Work instructions »
All of the records below must be output exactly, with no pictures carried over.

Start of Supplied data

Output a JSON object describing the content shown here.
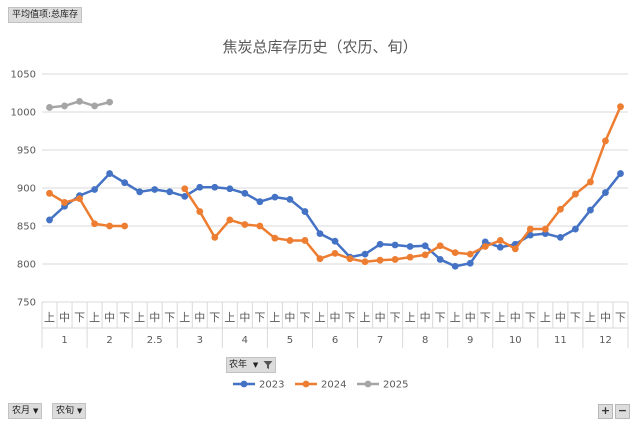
{
  "pivot": {
    "value_field": "平均值项:总库存",
    "filters": [
      {
        "label": "农月",
        "arrow": "▼"
      },
      {
        "label": "农旬",
        "arrow": "▼"
      }
    ],
    "series_field": "农年",
    "zoom_in": "+",
    "zoom_out": "−"
  },
  "colors": {
    "2023": "#4472C4",
    "2024": "#ED7D31",
    "2025": "#A5A5A5"
  },
  "chart_data": {
    "type": "line",
    "title": "焦炭总库存历史（农历、旬）",
    "ylim": [
      750,
      1050
    ],
    "yticks": [
      750,
      800,
      850,
      900,
      950,
      1000,
      1050
    ],
    "grid": true,
    "legend_position": "bottom",
    "groups": [
      {
        "label": "1",
        "subs": [
          "上",
          "中",
          "下"
        ]
      },
      {
        "label": "2",
        "subs": [
          "上",
          "中",
          "下"
        ]
      },
      {
        "label": "2.5",
        "subs": [
          "上",
          "中",
          "下"
        ]
      },
      {
        "label": "3",
        "subs": [
          "上",
          "中",
          "下"
        ]
      },
      {
        "label": "4",
        "subs": [
          "上",
          "中",
          "下"
        ]
      },
      {
        "label": "5",
        "subs": [
          "上",
          "中",
          "下"
        ]
      },
      {
        "label": "6",
        "subs": [
          "上",
          "中",
          "下"
        ]
      },
      {
        "label": "7",
        "subs": [
          "上",
          "中",
          "下"
        ]
      },
      {
        "label": "8",
        "subs": [
          "上",
          "中",
          "下"
        ]
      },
      {
        "label": "9",
        "subs": [
          "上",
          "中",
          "下"
        ]
      },
      {
        "label": "10",
        "subs": [
          "上",
          "中",
          "下"
        ]
      },
      {
        "label": "11",
        "subs": [
          "上",
          "中",
          "下"
        ]
      },
      {
        "label": "12",
        "subs": [
          "上",
          "中",
          "下"
        ]
      }
    ],
    "series": [
      {
        "name": "2023",
        "values": [
          858,
          876,
          890,
          898,
          919,
          907,
          895,
          898,
          895,
          889,
          901,
          901,
          899,
          893,
          882,
          888,
          885,
          869,
          840,
          830,
          809,
          813,
          826,
          825,
          823,
          824,
          806,
          797,
          801,
          829,
          822,
          826,
          838,
          840,
          835,
          846,
          871,
          894,
          919
        ]
      },
      {
        "name": "2024",
        "values": [
          893,
          881,
          886,
          853,
          850,
          850,
          null,
          null,
          null,
          899,
          869,
          835,
          858,
          852,
          850,
          834,
          831,
          831,
          807,
          814,
          807,
          803,
          805,
          806,
          809,
          812,
          824,
          815,
          813,
          823,
          831,
          820,
          846,
          846,
          872,
          892,
          908,
          962,
          1007
        ]
      },
      {
        "name": "2025",
        "values": [
          1006,
          1008,
          1014,
          1008,
          1013,
          null,
          null,
          null,
          null,
          null,
          null,
          null,
          null,
          null,
          null,
          null,
          null,
          null,
          null,
          null,
          null,
          null,
          null,
          null,
          null,
          null,
          null,
          null,
          null,
          null,
          null,
          null,
          null,
          null,
          null,
          null,
          null,
          null,
          null
        ]
      }
    ]
  }
}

End of Supplied data

The output »
Output a JSON object describing the content shown here.
{
  "pivot": {
    "value_field": "平均值项:总库存",
    "filters": [
      {
        "label": "农月",
        "arrow": "▼"
      },
      {
        "label": "农旬",
        "arrow": "▼"
      }
    ],
    "series_field": "农年",
    "zoom_in": "+",
    "zoom_out": "−"
  },
  "colors": {
    "2023": "#4472C4",
    "2024": "#ED7D31",
    "2025": "#A5A5A5"
  },
  "chart_data": {
    "type": "line",
    "title": "焦炭总库存历史（农历、旬）",
    "ylim": [
      750,
      1050
    ],
    "yticks": [
      750,
      800,
      850,
      900,
      950,
      1000,
      1050
    ],
    "grid": true,
    "legend_position": "bottom",
    "groups": [
      {
        "label": "1",
        "subs": [
          "上",
          "中",
          "下"
        ]
      },
      {
        "label": "2",
        "subs": [
          "上",
          "中",
          "下"
        ]
      },
      {
        "label": "2.5",
        "subs": [
          "上",
          "中",
          "下"
        ]
      },
      {
        "label": "3",
        "subs": [
          "上",
          "中",
          "下"
        ]
      },
      {
        "label": "4",
        "subs": [
          "上",
          "中",
          "下"
        ]
      },
      {
        "label": "5",
        "subs": [
          "上",
          "中",
          "下"
        ]
      },
      {
        "label": "6",
        "subs": [
          "上",
          "中",
          "下"
        ]
      },
      {
        "label": "7",
        "subs": [
          "上",
          "中",
          "下"
        ]
      },
      {
        "label": "8",
        "subs": [
          "上",
          "中",
          "下"
        ]
      },
      {
        "label": "9",
        "subs": [
          "上",
          "中",
          "下"
        ]
      },
      {
        "label": "10",
        "subs": [
          "上",
          "中",
          "下"
        ]
      },
      {
        "label": "11",
        "subs": [
          "上",
          "中",
          "下"
        ]
      },
      {
        "label": "12",
        "subs": [
          "上",
          "中",
          "下"
        ]
      }
    ],
    "series": [
      {
        "name": "2023",
        "values": [
          858,
          876,
          890,
          898,
          919,
          907,
          895,
          898,
          895,
          889,
          901,
          901,
          899,
          893,
          882,
          888,
          885,
          869,
          840,
          830,
          809,
          813,
          826,
          825,
          823,
          824,
          806,
          797,
          801,
          829,
          822,
          826,
          838,
          840,
          835,
          846,
          871,
          894,
          919
        ]
      },
      {
        "name": "2024",
        "values": [
          893,
          881,
          886,
          853,
          850,
          850,
          null,
          null,
          null,
          899,
          869,
          835,
          858,
          852,
          850,
          834,
          831,
          831,
          807,
          814,
          807,
          803,
          805,
          806,
          809,
          812,
          824,
          815,
          813,
          823,
          831,
          820,
          846,
          846,
          872,
          892,
          908,
          962,
          1007
        ]
      },
      {
        "name": "2025",
        "values": [
          1006,
          1008,
          1014,
          1008,
          1013,
          null,
          null,
          null,
          null,
          null,
          null,
          null,
          null,
          null,
          null,
          null,
          null,
          null,
          null,
          null,
          null,
          null,
          null,
          null,
          null,
          null,
          null,
          null,
          null,
          null,
          null,
          null,
          null,
          null,
          null,
          null,
          null,
          null,
          null
        ]
      }
    ]
  }
}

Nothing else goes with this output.